• _Task details_: Each line below should be reproduced without any alteration.
-- START Listed records --
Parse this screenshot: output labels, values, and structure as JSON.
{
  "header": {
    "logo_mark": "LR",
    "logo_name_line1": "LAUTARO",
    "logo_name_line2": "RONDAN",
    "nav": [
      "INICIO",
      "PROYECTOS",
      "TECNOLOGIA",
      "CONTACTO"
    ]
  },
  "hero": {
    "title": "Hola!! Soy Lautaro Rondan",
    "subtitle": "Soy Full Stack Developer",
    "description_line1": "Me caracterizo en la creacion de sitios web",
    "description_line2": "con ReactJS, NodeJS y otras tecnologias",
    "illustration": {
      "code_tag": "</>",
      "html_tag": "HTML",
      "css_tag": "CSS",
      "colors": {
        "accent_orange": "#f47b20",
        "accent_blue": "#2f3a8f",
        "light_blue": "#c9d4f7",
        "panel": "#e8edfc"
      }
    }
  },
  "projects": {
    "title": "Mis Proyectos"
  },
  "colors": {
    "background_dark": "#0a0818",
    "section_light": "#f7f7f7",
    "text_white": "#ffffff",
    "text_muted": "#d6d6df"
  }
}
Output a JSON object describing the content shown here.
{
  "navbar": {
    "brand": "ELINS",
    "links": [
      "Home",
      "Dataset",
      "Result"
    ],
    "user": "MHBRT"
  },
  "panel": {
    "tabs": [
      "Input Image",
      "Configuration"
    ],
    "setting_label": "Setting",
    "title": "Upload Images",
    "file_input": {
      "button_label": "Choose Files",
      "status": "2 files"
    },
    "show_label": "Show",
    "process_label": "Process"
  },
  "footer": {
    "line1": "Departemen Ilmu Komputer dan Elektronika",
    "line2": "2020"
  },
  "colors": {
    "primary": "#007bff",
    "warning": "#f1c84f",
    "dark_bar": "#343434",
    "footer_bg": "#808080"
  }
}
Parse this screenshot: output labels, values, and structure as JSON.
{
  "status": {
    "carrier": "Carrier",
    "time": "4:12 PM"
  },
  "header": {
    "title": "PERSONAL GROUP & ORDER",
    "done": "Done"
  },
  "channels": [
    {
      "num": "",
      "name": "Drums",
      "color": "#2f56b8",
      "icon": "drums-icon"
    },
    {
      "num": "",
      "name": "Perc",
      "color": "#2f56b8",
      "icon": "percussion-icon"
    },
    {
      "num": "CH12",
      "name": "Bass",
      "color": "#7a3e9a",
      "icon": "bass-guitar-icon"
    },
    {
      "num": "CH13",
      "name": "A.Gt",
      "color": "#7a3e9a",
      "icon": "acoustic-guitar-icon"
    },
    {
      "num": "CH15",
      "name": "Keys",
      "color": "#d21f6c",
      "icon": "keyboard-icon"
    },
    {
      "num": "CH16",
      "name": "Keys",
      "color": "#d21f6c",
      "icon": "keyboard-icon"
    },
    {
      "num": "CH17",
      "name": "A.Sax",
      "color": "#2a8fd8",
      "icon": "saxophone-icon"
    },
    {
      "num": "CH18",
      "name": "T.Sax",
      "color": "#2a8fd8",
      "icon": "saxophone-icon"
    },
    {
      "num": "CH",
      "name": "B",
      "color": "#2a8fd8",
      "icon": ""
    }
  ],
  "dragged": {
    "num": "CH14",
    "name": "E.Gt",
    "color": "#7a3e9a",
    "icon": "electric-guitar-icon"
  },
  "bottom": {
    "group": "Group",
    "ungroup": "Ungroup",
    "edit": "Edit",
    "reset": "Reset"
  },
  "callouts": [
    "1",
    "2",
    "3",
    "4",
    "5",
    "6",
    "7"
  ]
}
-- END Listed records --
• _The completed task_:
Parse this screenshot: output labels, values, and structure as JSON.
{
  "header": {
    "logo_mark": "LR",
    "logo_name_line1": "LAUTARO",
    "logo_name_line2": "RONDAN",
    "nav": [
      "INICIO",
      "PROYECTOS",
      "TECNOLOGIA",
      "CONTACTO"
    ]
  },
  "hero": {
    "title": "Hola!! Soy Lautaro Rondan",
    "subtitle": "Soy Full Stack Developer",
    "description_line1": "Me caracterizo en la creacion de sitios web",
    "description_line2": "con ReactJS, NodeJS y otras tecnologias",
    "illustration": {
      "code_tag": "</>",
      "html_tag": "HTML",
      "css_tag": "CSS",
      "colors": {
        "accent_orange": "#f47b20",
        "accent_blue": "#2f3a8f",
        "light_blue": "#c9d4f7",
        "panel": "#e8edfc"
      }
    }
  },
  "projects": {
    "title": "Mis Proyectos"
  },
  "colors": {
    "background_dark": "#0a0818",
    "section_light": "#f7f7f7",
    "text_white": "#ffffff",
    "text_muted": "#d6d6df"
  }
}
Output a JSON object describing the content shown here.
{
  "navbar": {
    "brand": "ELINS",
    "links": [
      "Home",
      "Dataset",
      "Result"
    ],
    "user": "MHBRT"
  },
  "panel": {
    "tabs": [
      "Input Image",
      "Configuration"
    ],
    "setting_label": "Setting",
    "title": "Upload Images",
    "file_input": {
      "button_label": "Choose Files",
      "status": "2 files"
    },
    "show_label": "Show",
    "process_label": "Process"
  },
  "footer": {
    "line1": "Departemen Ilmu Komputer dan Elektronika",
    "line2": "2020"
  },
  "colors": {
    "primary": "#007bff",
    "warning": "#f1c84f",
    "dark_bar": "#343434",
    "footer_bg": "#808080"
  }
}
Parse this screenshot: output labels, values, and structure as JSON.
{
  "status": {
    "carrier": "Carrier",
    "time": "4:12 PM"
  },
  "header": {
    "title": "PERSONAL GROUP & ORDER",
    "done": "Done"
  },
  "channels": [
    {
      "num": "",
      "name": "Drums",
      "color": "#2f56b8",
      "icon": "drums-icon"
    },
    {
      "num": "",
      "name": "Perc",
      "color": "#2f56b8",
      "icon": "percussion-icon"
    },
    {
      "num": "CH12",
      "name": "Bass",
      "color": "#7a3e9a",
      "icon": "bass-guitar-icon"
    },
    {
      "num": "CH13",
      "name": "A.Gt",
      "color": "#7a3e9a",
      "icon": "acoustic-guitar-icon"
    },
    {
      "num": "CH15",
      "name": "Keys",
      "color": "#d21f6c",
      "icon": "keyboard-icon"
    },
    {
      "num": "CH16",
      "name": "Keys",
      "color": "#d21f6c",
      "icon": "keyboard-icon"
    },
    {
      "num": "CH17",
      "name": "A.Sax",
      "color": "#2a8fd8",
      "icon": "saxophone-icon"
    },
    {
      "num": "CH18",
      "name": "T.Sax",
      "color": "#2a8fd8",
      "icon": "saxophone-icon"
    },
    {
      "num": "CH",
      "name": "B",
      "color": "#2a8fd8",
      "icon": ""
    }
  ],
  "dragged": {
    "num": "CH14",
    "name": "E.Gt",
    "color": "#7a3e9a",
    "icon": "electric-guitar-icon"
  },
  "bottom": {
    "group": "Group",
    "ungroup": "Ungroup",
    "edit": "Edit",
    "reset": "Reset"
  },
  "callouts": [
    "1",
    "2",
    "3",
    "4",
    "5",
    "6",
    "7"
  ]
}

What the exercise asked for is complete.